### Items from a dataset

______________________________

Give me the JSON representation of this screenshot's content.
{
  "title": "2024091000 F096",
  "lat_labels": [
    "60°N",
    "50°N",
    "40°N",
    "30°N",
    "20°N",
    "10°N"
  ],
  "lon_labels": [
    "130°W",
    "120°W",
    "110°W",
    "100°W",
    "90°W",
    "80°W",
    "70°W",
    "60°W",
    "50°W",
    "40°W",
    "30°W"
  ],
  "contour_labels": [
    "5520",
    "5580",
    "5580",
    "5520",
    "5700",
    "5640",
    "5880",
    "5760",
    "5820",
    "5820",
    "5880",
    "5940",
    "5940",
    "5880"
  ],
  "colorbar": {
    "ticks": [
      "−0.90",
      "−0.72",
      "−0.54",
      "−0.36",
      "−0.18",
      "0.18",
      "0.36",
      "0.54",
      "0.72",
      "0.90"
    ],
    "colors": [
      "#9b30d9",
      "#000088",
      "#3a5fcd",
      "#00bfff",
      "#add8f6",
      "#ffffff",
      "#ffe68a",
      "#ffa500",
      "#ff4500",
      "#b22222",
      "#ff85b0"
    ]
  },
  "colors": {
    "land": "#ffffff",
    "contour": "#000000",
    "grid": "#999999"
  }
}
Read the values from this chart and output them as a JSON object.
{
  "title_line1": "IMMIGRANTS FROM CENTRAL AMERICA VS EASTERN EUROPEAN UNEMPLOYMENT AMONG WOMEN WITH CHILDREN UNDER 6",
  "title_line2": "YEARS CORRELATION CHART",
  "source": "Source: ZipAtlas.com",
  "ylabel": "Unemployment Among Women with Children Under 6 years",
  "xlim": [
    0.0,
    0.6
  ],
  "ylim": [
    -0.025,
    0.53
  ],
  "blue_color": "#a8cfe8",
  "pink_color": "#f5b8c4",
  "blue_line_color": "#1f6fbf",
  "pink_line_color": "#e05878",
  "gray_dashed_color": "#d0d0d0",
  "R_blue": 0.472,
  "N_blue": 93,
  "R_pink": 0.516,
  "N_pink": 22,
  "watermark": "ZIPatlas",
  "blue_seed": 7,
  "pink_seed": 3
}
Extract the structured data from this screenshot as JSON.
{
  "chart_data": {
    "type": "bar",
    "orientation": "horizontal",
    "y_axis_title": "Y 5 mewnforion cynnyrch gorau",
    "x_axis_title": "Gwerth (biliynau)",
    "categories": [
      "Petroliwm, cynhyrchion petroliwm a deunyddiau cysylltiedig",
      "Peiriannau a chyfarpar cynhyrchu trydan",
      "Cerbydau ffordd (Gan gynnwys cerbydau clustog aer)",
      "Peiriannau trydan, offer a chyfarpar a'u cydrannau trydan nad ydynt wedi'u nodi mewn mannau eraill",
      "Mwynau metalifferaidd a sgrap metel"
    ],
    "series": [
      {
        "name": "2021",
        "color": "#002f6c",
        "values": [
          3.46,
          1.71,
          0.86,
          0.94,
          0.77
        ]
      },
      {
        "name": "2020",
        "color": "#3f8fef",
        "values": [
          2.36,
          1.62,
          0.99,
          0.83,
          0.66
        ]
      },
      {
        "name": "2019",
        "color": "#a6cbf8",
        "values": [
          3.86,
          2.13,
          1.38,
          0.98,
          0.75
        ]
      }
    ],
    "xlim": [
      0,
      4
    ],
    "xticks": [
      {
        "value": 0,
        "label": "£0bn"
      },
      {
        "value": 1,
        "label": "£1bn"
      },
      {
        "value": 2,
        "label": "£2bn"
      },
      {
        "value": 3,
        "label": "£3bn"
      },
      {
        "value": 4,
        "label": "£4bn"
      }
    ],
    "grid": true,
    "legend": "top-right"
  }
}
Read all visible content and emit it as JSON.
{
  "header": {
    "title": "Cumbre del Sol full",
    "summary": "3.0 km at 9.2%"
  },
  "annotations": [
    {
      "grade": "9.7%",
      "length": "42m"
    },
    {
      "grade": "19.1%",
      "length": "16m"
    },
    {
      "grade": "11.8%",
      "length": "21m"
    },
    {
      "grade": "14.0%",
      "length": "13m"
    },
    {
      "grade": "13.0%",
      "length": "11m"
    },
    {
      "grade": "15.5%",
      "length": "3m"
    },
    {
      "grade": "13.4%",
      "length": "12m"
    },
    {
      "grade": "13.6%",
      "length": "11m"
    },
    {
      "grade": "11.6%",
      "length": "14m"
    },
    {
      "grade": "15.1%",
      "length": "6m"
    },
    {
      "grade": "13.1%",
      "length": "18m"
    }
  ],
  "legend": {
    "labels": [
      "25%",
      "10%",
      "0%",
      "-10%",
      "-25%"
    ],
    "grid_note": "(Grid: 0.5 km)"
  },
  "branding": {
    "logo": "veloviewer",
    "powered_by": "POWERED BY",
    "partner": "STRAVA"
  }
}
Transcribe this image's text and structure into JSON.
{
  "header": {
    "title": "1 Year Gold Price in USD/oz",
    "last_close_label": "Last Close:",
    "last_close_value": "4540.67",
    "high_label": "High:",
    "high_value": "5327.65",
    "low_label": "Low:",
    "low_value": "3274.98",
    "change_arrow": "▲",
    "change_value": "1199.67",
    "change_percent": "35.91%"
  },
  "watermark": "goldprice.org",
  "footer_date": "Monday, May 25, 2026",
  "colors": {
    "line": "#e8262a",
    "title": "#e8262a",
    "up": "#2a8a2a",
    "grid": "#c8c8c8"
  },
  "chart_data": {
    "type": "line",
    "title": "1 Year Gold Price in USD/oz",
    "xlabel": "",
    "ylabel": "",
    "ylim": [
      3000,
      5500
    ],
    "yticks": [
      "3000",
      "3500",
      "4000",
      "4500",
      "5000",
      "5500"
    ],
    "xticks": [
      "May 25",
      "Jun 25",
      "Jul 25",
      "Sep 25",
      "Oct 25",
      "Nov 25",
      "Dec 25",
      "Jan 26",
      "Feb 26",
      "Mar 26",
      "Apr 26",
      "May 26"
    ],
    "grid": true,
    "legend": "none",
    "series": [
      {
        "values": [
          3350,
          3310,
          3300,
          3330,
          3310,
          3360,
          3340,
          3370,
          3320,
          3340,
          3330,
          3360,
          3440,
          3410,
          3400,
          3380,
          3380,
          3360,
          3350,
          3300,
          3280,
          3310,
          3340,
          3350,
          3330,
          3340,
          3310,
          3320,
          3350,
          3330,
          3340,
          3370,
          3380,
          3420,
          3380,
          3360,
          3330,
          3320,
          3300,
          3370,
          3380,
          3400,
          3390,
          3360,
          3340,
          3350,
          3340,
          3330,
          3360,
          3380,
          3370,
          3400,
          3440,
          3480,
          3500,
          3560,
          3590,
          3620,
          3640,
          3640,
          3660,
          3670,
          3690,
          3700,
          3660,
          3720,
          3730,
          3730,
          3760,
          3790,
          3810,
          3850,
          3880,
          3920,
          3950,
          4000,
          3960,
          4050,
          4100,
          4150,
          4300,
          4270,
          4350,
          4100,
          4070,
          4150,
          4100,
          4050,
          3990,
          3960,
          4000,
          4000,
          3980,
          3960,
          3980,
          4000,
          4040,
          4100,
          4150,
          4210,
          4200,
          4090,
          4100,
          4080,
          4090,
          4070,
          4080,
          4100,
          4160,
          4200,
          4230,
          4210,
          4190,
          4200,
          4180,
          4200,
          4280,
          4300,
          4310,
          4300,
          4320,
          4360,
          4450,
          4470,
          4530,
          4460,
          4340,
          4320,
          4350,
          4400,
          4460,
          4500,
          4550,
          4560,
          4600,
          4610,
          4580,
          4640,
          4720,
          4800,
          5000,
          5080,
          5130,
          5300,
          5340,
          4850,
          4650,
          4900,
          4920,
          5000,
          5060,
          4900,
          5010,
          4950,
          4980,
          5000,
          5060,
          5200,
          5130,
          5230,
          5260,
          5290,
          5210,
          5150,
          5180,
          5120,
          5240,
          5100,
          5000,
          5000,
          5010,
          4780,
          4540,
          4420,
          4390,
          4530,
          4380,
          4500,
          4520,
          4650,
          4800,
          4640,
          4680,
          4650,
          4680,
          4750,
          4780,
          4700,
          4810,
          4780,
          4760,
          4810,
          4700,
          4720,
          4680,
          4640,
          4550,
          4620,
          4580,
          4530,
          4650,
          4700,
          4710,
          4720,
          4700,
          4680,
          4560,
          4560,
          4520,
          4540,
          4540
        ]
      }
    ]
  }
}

______________________________

### WHAT THE TASK REQUIRES
Pick out the lines containing the string "trydan" and show them.

### PROBLEM SOLUTION
      "Peiriannau a chyfarpar cynhyrchu trydan",
      "Peiriannau trydan, offer a chyfarpar a'u cydrannau trydan nad ydynt wedi'u nodi mewn mannau eraill",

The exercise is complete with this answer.